● WHAT YOU WILL DO:
[1] In the piece on collecting and hoarding, what share of adults are actually hoarders, according to the 2012 British study?
[2] Please write the next few paragraphs of the piece on collecting and hoarding, picking up after its final sentence.

*** Opening of SOURCE DOCUMENT ***

I am a collector, always have been, probably always will be. As a little girl my collections where stationary, pens and cats, as a teenager I had a passion for flavoured teas, multicolored scarves and fairy-tales. Now I don’t really have any one collection, although my shoe ornaments seem to be sprinting ahead, but I love a good find in a charity shop or a flea market rummage. Anything retro or a little off-beat can make my heart beat faster, a smile spread involuntary from ear to ear and a warm glow steep throughout my body. I think they call it a buyers rush, but for me it’s the joy of finding something with a story attached to it.
So when I was searching for an 80s inspired dress for my Pretty in Pink night out, I couldn’t believe my luck when I spied a bright red coffee pot and jug of the same era. The white Nescafe logo on red and simple lines are true to it’s early eighties origins and even though I don’t really drink coffee I think it is the perfect accessory for any breakfast table.
But while I was looking for the perfect place to store my newly washed crockery a thought occurred to me, when does collecting become hoarding? At what point does your attachment to things grow too strong, leaving you helpless and unable to part with the inanimate?
A British study from 2012 showed that a third of all adults collect something, but only between 2-5% are actually hoarders. And while the world seems fascinated with this phenomenon, Hoarding, Buried Alive (my guilty pleasure) is now in its third year and 5th series, not many of us know very much about the condition.
The American Psychiatric Association is currently revising their Diagnostic and Statistical Manual, renaming it DSM-5 when it is published later this year. In it the association will name six criteria to help diagnose hoarders, hoping that this will create more awareness for the illness and encourage people to come forward.

*** Close of SOURCE DOCUMENT ***
*** Opening of STUDY MATERIAL ***

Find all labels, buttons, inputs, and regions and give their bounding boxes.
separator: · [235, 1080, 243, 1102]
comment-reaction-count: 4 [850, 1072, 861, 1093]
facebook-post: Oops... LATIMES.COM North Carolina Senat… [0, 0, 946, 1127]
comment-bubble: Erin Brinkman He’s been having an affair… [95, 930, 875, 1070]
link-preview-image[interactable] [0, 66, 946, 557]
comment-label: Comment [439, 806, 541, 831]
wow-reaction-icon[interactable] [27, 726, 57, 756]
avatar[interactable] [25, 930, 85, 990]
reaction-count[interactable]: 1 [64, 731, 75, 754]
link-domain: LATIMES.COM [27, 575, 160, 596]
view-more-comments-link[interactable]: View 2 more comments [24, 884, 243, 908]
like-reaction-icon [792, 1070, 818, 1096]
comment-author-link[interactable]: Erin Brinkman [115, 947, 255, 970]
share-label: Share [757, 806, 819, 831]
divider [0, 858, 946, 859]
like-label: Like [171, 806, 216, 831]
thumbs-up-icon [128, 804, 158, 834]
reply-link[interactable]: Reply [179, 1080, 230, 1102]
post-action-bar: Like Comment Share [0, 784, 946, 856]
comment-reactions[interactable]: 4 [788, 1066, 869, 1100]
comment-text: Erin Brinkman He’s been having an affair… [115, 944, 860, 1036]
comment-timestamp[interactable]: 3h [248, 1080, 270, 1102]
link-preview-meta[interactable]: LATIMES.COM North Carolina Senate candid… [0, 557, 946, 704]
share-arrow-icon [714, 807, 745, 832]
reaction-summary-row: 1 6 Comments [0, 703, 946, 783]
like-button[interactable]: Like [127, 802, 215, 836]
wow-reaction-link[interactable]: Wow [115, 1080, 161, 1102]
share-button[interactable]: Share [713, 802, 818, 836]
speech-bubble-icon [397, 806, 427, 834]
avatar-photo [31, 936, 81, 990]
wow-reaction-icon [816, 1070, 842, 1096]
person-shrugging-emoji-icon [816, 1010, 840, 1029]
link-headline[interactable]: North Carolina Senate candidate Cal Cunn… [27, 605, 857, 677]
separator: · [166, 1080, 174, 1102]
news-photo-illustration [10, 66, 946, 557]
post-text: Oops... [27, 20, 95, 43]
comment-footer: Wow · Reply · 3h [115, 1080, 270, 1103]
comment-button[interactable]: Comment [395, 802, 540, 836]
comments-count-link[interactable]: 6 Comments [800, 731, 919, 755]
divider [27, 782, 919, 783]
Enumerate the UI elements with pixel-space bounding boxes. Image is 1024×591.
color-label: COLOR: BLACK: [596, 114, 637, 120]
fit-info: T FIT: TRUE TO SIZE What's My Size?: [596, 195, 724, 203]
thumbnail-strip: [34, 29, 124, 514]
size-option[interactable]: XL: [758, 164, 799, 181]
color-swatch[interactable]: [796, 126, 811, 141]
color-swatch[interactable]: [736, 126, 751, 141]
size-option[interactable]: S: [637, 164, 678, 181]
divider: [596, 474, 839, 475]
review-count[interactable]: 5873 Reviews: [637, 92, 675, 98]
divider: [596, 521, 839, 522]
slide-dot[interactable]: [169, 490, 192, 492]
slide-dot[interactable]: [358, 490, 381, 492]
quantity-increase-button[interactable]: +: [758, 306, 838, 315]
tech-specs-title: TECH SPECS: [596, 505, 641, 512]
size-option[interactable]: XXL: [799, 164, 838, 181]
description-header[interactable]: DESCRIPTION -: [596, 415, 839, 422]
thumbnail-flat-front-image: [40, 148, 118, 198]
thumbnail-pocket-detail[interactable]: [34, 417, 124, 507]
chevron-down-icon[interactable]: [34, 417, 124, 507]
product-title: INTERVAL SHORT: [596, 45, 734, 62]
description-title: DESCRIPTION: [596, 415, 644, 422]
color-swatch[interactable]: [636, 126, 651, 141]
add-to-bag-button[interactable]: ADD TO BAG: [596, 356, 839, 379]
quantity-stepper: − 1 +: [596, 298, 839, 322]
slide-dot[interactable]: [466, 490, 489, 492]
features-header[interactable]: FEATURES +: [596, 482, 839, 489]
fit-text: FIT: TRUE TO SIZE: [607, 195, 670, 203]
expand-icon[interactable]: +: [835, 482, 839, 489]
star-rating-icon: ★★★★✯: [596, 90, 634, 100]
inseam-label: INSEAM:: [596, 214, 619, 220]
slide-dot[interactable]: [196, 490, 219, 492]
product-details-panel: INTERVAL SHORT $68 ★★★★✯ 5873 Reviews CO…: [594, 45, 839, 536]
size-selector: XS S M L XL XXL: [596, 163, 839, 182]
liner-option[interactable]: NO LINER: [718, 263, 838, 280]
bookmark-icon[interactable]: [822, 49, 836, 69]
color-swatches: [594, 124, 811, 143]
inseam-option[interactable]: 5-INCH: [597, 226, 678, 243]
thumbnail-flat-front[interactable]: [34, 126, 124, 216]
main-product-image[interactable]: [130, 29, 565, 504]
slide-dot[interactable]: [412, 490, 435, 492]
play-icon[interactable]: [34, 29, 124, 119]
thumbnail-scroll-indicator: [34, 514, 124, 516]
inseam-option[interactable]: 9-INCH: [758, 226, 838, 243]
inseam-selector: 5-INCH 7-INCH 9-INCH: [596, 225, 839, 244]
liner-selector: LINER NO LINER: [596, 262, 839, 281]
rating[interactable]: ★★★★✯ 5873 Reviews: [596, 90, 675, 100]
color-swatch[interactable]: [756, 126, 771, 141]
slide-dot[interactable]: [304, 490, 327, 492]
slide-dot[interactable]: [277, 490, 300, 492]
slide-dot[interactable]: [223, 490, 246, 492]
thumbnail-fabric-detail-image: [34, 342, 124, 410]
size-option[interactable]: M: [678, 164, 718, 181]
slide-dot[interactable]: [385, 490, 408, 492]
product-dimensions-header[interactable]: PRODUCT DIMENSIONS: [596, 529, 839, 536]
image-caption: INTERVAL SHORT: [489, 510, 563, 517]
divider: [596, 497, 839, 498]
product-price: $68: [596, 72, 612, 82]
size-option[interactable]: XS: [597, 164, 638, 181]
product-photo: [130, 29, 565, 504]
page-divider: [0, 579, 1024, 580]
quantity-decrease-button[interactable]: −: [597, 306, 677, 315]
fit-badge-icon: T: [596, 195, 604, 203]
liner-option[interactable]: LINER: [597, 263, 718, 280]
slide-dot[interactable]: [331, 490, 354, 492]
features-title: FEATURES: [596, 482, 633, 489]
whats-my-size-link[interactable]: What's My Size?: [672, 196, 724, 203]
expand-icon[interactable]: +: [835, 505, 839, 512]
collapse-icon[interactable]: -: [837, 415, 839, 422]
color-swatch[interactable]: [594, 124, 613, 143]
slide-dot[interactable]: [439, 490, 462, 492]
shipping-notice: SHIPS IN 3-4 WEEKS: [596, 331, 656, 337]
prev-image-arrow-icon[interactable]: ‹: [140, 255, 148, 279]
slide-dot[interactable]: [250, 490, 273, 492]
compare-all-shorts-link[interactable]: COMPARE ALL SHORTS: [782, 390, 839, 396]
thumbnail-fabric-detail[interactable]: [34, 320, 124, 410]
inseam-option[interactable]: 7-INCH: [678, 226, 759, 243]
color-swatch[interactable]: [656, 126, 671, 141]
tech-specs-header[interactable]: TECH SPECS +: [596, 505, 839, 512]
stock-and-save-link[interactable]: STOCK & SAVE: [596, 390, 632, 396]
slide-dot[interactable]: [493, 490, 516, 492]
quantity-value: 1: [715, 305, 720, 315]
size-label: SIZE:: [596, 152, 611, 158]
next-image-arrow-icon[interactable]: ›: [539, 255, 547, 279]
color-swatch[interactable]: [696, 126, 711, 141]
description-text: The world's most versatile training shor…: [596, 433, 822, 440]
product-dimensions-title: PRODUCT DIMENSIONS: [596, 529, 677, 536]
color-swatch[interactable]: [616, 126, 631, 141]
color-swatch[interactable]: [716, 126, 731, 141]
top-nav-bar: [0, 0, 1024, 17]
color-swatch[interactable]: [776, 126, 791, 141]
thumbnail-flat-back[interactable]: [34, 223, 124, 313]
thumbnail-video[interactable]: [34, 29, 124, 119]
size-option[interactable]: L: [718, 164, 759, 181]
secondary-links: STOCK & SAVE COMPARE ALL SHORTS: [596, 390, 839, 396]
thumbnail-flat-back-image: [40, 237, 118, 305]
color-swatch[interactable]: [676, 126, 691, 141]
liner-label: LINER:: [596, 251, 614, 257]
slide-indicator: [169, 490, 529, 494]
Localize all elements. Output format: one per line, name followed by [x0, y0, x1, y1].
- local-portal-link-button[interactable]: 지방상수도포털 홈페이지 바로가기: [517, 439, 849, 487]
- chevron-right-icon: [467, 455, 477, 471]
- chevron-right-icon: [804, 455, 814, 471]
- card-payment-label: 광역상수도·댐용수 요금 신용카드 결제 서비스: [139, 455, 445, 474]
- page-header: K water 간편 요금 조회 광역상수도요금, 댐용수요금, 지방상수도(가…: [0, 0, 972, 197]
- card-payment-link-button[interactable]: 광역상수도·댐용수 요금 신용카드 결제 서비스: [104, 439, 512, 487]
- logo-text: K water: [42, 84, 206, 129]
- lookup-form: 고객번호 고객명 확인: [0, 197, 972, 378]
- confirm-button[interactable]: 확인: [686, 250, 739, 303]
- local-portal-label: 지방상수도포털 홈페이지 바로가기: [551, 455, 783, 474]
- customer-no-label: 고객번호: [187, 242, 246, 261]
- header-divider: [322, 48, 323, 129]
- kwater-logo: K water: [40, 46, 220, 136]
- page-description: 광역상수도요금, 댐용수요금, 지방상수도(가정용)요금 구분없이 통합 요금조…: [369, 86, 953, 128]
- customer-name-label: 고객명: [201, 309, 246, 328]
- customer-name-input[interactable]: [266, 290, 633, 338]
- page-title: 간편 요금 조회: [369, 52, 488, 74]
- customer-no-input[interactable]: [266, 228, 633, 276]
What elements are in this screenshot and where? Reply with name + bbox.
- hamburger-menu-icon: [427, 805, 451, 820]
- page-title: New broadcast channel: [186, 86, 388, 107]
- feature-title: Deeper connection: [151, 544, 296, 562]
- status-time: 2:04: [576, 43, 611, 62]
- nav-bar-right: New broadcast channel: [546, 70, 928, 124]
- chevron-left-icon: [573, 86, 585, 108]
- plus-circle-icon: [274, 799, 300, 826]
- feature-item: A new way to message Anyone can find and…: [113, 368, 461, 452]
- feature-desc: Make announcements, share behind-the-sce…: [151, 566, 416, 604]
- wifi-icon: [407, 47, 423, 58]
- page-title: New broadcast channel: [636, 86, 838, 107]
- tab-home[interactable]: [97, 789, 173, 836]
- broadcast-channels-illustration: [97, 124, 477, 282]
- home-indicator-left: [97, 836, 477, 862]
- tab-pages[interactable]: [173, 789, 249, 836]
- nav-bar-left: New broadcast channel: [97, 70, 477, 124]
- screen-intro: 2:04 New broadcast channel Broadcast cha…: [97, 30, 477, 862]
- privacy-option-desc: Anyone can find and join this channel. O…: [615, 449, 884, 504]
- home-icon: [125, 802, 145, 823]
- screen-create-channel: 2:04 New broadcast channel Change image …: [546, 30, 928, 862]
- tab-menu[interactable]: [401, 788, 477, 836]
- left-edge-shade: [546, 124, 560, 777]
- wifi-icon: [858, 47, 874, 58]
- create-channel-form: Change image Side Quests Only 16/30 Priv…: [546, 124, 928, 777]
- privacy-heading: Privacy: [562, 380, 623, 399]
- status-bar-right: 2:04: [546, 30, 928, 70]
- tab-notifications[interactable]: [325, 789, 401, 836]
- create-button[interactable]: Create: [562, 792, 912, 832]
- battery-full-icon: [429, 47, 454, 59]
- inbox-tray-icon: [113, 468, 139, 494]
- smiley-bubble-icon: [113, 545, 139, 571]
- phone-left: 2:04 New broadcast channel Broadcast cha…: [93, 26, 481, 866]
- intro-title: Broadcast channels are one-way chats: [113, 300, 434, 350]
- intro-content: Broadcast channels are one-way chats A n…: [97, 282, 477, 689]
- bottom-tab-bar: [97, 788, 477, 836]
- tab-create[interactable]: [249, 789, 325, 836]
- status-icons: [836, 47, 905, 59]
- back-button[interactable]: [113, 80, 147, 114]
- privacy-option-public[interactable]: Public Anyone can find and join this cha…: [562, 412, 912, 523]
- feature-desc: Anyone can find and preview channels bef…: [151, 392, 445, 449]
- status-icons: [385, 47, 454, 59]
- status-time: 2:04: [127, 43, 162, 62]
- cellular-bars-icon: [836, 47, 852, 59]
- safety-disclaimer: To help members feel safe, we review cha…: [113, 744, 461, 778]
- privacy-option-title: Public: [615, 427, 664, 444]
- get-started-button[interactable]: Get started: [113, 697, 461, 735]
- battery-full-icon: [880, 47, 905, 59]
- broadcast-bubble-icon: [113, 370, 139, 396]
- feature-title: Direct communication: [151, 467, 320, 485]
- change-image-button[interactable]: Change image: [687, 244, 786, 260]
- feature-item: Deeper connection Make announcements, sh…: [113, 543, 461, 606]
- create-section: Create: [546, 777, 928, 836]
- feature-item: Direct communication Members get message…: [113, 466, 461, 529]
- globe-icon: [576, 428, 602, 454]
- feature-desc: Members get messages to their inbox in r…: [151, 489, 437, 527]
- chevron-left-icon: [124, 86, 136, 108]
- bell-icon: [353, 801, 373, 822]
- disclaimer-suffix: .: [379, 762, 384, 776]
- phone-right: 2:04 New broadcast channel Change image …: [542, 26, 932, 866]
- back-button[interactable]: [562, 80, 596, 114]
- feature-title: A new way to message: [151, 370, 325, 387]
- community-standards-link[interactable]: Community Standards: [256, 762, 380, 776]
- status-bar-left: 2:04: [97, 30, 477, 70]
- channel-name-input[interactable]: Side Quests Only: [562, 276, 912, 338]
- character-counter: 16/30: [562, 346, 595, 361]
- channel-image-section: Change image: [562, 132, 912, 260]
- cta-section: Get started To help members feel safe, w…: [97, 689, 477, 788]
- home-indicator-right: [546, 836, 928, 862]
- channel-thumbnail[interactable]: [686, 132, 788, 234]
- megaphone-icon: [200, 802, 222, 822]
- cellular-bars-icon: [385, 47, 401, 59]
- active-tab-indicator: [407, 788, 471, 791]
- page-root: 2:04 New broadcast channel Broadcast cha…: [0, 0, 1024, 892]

*** Close of STUDY MATERIAL ***

● WRITTEN ANSWERS:
[1] Between 2 and 5%.

[2]
Since many of us seem to have a passion for collecting here is a boiled down list of the newly defined hoarding criteria:
- Hoarding leaves the workplace and home so cluttered that it is rendered unusable and unlivable.
- No matter what the actual value of an item the afflicted is unable to discard or part with it.
- Discarding items causes extreme stress and persistent anxiety, encouraging the afflicted to save items.
- The individual experiences clinical stress and impairment in social, work and other areas of functioning, including maintaining a safe home and work environment
- Dementia is not the cause of this impairment, nor or any other medical conditions
- The hoarding is not part of another psychological disorder such as major depression or OCD
Through this list hoarding is now a stand-alone disorder, no longer attached to OCD. The authors of DSM-5 believe that hoarding can occur even without the obsessive compulsive side.
However since there is still no “diagnostic” criteria for collecting, making it hard to see when it begins to overlap with hoarding, I think for now I will just hope that my passion for retro is still within the boarders of ‘normal’. And as long as I can still see my floor and have space to put things away I think I am safe.